▶ _WHAT TO WORK ON_
Read the records below. Copy each line where the string "Profit" occurs.

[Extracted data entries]
┌──

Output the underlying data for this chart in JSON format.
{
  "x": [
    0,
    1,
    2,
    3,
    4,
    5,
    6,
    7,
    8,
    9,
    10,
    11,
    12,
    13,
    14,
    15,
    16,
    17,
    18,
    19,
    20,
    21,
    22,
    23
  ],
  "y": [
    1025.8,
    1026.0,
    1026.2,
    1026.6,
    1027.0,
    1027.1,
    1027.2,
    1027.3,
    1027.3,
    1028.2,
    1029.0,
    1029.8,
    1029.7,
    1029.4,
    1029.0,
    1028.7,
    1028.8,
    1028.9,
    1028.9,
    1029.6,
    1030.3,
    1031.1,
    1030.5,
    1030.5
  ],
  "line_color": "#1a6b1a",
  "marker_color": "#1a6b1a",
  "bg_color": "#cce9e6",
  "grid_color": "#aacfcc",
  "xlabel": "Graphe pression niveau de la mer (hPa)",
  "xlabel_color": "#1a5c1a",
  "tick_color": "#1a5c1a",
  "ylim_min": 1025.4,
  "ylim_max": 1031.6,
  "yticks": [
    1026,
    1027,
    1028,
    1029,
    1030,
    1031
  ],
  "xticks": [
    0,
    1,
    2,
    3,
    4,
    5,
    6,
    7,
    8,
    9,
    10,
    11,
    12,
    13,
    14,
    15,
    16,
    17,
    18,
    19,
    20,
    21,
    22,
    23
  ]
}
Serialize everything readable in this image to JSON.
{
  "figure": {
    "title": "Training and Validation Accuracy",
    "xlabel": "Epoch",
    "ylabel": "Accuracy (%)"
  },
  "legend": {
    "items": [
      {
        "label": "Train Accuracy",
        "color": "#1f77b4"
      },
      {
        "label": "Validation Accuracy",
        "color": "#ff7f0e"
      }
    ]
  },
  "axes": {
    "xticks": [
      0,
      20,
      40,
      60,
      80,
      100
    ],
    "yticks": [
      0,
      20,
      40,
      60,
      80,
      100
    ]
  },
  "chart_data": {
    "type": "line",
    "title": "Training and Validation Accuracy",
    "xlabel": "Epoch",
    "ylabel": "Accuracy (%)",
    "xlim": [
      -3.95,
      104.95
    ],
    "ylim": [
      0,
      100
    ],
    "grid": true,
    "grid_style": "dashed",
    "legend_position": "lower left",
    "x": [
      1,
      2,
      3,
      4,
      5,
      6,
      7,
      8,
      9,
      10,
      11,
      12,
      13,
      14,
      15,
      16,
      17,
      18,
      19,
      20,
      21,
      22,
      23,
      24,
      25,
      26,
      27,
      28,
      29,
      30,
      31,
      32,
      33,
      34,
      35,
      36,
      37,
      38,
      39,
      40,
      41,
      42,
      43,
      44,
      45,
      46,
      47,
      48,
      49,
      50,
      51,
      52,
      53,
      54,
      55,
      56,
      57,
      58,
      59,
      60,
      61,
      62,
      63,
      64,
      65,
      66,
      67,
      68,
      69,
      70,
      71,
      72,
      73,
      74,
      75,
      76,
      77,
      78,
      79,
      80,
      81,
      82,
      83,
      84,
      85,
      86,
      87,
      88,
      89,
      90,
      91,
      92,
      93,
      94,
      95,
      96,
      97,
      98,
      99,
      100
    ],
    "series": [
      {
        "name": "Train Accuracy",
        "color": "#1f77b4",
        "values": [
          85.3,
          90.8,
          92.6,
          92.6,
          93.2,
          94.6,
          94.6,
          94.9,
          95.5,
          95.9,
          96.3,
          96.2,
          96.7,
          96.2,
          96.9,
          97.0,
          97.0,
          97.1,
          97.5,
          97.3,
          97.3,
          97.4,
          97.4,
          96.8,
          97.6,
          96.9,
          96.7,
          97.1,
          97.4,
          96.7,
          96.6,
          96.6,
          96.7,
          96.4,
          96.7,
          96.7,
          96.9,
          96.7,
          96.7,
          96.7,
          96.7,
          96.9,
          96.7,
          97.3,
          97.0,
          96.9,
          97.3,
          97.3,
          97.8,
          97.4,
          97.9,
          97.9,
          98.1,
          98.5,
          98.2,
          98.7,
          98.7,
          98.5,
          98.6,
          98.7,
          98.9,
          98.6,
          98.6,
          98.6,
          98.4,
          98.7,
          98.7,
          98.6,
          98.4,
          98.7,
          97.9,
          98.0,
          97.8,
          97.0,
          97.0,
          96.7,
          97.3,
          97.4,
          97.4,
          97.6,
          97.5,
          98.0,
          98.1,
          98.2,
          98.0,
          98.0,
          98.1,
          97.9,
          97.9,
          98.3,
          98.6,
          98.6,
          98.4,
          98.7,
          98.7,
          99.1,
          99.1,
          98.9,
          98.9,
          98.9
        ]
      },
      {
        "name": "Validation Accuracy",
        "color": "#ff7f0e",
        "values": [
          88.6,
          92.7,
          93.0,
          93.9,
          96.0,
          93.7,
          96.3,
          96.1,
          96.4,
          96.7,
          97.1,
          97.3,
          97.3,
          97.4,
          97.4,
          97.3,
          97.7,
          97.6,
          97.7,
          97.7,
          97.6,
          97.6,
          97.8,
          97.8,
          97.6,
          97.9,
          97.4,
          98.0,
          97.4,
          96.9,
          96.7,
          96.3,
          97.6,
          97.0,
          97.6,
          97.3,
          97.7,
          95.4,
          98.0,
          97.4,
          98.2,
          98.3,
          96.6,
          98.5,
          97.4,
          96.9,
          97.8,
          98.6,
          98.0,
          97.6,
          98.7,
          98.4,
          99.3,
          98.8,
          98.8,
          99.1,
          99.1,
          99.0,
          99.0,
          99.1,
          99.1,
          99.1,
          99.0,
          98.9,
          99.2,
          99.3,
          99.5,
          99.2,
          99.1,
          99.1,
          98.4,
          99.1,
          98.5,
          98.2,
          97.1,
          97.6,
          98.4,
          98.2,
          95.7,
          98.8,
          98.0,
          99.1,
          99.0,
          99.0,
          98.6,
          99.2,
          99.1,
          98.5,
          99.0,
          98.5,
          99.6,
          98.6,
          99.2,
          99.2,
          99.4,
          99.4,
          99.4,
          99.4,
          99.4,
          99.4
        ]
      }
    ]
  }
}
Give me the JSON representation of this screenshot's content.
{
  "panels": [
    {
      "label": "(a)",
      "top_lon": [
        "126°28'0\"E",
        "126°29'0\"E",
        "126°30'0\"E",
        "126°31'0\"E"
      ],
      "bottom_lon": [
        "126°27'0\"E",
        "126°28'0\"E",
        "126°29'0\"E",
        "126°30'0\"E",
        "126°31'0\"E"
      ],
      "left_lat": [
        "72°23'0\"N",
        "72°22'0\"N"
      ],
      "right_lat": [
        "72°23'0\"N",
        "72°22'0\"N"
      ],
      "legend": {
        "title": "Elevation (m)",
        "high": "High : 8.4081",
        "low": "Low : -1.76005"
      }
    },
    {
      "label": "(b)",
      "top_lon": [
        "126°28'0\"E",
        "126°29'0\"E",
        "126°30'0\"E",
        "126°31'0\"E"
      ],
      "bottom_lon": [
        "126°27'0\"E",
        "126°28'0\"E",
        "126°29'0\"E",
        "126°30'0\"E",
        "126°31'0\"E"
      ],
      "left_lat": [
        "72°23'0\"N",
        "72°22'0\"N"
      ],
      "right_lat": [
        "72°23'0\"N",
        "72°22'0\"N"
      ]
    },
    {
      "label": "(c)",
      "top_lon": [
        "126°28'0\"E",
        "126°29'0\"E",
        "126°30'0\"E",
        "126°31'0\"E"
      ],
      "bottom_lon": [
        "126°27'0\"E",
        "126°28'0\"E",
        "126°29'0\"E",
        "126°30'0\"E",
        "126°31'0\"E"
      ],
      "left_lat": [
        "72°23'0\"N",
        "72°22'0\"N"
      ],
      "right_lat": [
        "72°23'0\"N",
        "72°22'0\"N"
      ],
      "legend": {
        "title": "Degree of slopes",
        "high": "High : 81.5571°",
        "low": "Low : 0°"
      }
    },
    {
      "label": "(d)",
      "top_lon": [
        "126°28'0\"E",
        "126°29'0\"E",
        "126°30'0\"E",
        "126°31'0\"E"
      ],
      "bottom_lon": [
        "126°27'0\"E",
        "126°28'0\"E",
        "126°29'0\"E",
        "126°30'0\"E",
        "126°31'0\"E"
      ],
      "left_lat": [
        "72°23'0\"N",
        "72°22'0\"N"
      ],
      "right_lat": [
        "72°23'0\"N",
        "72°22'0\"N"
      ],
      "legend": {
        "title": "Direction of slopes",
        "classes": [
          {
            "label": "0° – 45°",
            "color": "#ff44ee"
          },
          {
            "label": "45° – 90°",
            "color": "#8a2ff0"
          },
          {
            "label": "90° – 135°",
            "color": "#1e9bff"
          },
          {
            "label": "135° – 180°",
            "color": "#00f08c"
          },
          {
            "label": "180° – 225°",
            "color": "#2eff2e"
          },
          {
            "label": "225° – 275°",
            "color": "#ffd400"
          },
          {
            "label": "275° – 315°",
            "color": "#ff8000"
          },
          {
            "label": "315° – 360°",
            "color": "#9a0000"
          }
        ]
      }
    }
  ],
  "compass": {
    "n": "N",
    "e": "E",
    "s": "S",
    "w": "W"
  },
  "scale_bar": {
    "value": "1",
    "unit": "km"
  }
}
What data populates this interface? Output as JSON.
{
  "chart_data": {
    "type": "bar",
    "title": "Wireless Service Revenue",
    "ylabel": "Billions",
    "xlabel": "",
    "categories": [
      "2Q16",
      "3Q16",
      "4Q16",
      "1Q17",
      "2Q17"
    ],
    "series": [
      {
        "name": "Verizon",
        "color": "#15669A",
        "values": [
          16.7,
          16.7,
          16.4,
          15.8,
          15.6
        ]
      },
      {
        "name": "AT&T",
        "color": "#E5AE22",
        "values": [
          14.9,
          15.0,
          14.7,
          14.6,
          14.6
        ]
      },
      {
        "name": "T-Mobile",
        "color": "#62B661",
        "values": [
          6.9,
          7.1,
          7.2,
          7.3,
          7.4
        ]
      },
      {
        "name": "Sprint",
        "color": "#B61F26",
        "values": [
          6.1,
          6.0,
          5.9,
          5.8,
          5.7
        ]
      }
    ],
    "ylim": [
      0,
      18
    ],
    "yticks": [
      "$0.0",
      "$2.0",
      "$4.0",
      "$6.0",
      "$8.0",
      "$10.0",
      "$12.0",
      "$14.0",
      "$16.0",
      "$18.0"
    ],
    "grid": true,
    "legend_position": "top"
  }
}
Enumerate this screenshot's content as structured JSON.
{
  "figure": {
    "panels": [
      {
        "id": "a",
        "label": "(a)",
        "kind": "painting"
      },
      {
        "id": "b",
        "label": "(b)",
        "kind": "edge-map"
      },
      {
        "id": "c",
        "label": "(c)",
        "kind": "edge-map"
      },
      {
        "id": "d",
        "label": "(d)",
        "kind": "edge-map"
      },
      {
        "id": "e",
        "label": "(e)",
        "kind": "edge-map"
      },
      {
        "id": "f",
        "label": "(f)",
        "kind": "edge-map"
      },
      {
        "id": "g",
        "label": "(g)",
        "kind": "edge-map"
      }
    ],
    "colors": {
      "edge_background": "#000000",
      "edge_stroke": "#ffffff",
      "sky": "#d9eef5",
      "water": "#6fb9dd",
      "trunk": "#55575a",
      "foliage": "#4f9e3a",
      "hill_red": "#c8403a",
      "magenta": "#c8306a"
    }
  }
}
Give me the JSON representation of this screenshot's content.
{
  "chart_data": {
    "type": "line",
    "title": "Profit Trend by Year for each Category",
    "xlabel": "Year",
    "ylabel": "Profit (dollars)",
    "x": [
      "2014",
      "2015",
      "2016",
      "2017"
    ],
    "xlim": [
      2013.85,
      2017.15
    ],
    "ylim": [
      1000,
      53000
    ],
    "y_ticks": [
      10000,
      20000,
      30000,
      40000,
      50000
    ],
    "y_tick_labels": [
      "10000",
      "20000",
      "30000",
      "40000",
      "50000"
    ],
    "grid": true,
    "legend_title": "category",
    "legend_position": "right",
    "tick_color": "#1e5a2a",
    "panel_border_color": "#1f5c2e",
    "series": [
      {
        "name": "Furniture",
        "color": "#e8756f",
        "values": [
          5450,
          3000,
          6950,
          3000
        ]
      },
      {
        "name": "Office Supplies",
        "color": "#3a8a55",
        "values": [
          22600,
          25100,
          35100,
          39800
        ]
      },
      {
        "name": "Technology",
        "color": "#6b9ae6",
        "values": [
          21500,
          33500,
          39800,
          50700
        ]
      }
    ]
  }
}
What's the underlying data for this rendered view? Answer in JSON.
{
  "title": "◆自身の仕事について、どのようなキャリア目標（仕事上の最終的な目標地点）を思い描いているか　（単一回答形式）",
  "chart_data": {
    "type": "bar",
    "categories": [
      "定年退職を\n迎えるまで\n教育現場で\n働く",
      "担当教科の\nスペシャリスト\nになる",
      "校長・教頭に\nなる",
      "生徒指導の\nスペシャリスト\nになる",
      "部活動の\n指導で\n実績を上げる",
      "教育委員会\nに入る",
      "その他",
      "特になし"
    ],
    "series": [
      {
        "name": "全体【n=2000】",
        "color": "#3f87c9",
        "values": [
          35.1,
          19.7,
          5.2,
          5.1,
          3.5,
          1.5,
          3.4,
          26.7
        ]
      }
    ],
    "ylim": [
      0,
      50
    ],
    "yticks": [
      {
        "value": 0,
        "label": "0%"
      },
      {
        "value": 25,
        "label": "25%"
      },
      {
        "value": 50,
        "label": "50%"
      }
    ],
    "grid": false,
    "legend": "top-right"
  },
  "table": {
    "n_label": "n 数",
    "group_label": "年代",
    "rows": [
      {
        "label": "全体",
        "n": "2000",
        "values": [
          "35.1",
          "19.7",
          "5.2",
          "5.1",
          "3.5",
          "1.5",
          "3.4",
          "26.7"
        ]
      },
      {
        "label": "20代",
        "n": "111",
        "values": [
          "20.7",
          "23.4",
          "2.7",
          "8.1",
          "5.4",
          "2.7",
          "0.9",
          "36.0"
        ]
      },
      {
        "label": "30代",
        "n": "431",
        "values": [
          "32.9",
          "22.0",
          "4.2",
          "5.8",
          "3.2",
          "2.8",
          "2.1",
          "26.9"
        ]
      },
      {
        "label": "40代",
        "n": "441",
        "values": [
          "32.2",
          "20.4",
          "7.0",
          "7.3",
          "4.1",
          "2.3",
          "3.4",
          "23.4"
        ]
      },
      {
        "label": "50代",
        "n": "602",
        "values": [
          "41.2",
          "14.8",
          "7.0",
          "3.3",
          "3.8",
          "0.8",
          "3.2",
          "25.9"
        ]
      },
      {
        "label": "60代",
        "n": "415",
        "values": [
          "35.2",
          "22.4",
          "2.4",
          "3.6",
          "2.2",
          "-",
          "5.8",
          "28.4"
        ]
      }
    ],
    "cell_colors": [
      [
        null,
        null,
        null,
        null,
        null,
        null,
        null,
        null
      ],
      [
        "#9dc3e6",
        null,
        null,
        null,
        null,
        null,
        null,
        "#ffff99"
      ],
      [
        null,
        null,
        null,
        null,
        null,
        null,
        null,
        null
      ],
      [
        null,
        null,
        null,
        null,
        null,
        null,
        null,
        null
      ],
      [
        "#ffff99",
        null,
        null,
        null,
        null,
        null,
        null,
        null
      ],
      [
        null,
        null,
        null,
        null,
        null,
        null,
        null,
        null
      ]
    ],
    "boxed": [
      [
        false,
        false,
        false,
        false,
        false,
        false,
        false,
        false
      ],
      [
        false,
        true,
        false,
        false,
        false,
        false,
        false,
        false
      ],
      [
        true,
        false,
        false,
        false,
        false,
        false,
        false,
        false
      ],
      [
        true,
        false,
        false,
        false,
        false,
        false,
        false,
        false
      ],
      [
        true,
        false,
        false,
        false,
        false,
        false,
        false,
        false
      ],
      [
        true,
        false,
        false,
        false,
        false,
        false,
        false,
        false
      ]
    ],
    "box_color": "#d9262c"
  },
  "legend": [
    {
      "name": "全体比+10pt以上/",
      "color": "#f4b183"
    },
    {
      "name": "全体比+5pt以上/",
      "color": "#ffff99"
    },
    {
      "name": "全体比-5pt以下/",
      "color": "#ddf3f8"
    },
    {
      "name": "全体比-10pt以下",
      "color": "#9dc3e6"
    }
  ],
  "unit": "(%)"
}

└──

▶ _FINISHED TASK_
    "title": "Profit Trend by Year for each Category",
    "ylabel": "Profit (dollars)",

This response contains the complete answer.